Written task:
Below is some material; set it all down exactly, apart from the pictures.

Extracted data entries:
########################################

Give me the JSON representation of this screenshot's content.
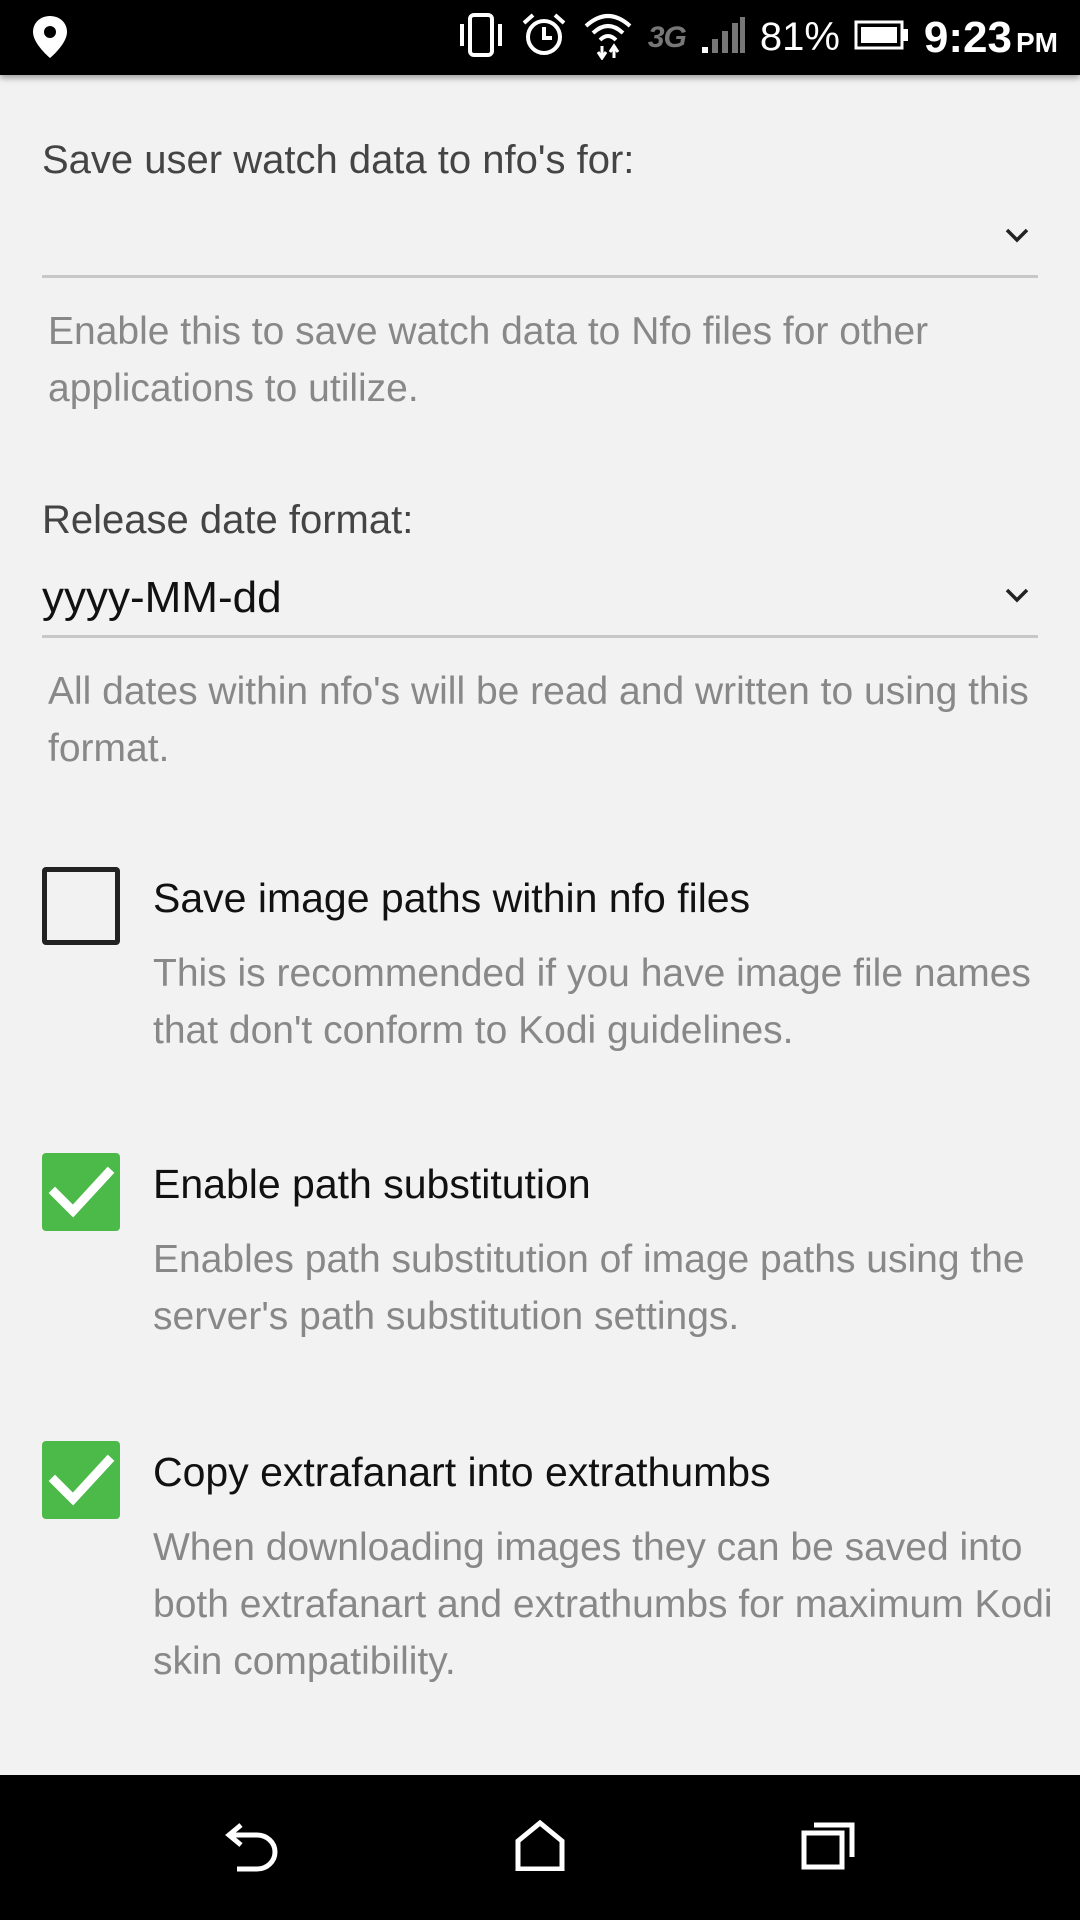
{
  "status_bar": {
    "icons": [
      "location-pin-icon",
      "vibrate-icon",
      "alarm-icon",
      "wifi-icon",
      "signal-icon",
      "battery-icon"
    ],
    "network_type": "3G",
    "battery_percent": "81%",
    "time": "9:23",
    "am_pm": "PM"
  },
  "settings": {
    "watch_data": {
      "label": "Save user watch data to nfo's for:",
      "value": "",
      "help": "Enable this to save watch data to Nfo files for other applications to utilize."
    },
    "release_date": {
      "label": "Release date format:",
      "value": "yyyy-MM-dd",
      "help": "All dates within nfo's will be read and written to using this format."
    },
    "save_image_paths": {
      "title": "Save image paths within nfo files",
      "description": "This is recommended if you have image file names that don't conform to Kodi guidelines.",
      "checked": false
    },
    "path_substitution": {
      "title": "Enable path substitution",
      "description": "Enables path substitution of image paths using the server's path substitution settings.",
      "checked": true
    },
    "copy_extrafanart": {
      "title": "Copy extrafanart into extrathumbs",
      "description": "When downloading images they can be saved into both extrafanart and extrathumbs for maximum Kodi skin compatibility.",
      "checked": true
    }
  },
  "colors": {
    "accent_check": "#4cba48",
    "background": "#f2f2f2",
    "help_text": "#888888"
  },
  "nav_bar": {
    "buttons": [
      "back-icon",
      "home-icon",
      "recent-apps-icon"
    ]
  }
}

########################################

Result below:
Give me the JSON representation of this screenshot's content.
{
  "status_bar": {
    "icons": [
      "location-pin-icon",
      "vibrate-icon",
      "alarm-icon",
      "wifi-icon",
      "signal-icon",
      "battery-icon"
    ],
    "network_type": "3G",
    "battery_percent": "81%",
    "time": "9:23",
    "am_pm": "PM"
  },
  "settings": {
    "watch_data": {
      "label": "Save user watch data to nfo's for:",
      "value": "",
      "help": "Enable this to save watch data to Nfo files for other applications to utilize."
    },
    "release_date": {
      "label": "Release date format:",
      "value": "yyyy-MM-dd",
      "help": "All dates within nfo's will be read and written to using this format."
    },
    "save_image_paths": {
      "title": "Save image paths within nfo files",
      "description": "This is recommended if you have image file names that don't conform to Kodi guidelines.",
      "checked": false
    },
    "path_substitution": {
      "title": "Enable path substitution",
      "description": "Enables path substitution of image paths using the server's path substitution settings.",
      "checked": true
    },
    "copy_extrafanart": {
      "title": "Copy extrafanart into extrathumbs",
      "description": "When downloading images they can be saved into both extrafanart and extrathumbs for maximum Kodi skin compatibility.",
      "checked": true
    }
  },
  "colors": {
    "accent_check": "#4cba48",
    "background": "#f2f2f2",
    "help_text": "#888888"
  },
  "nav_bar": {
    "buttons": [
      "back-icon",
      "home-icon",
      "recent-apps-icon"
    ]
  }
}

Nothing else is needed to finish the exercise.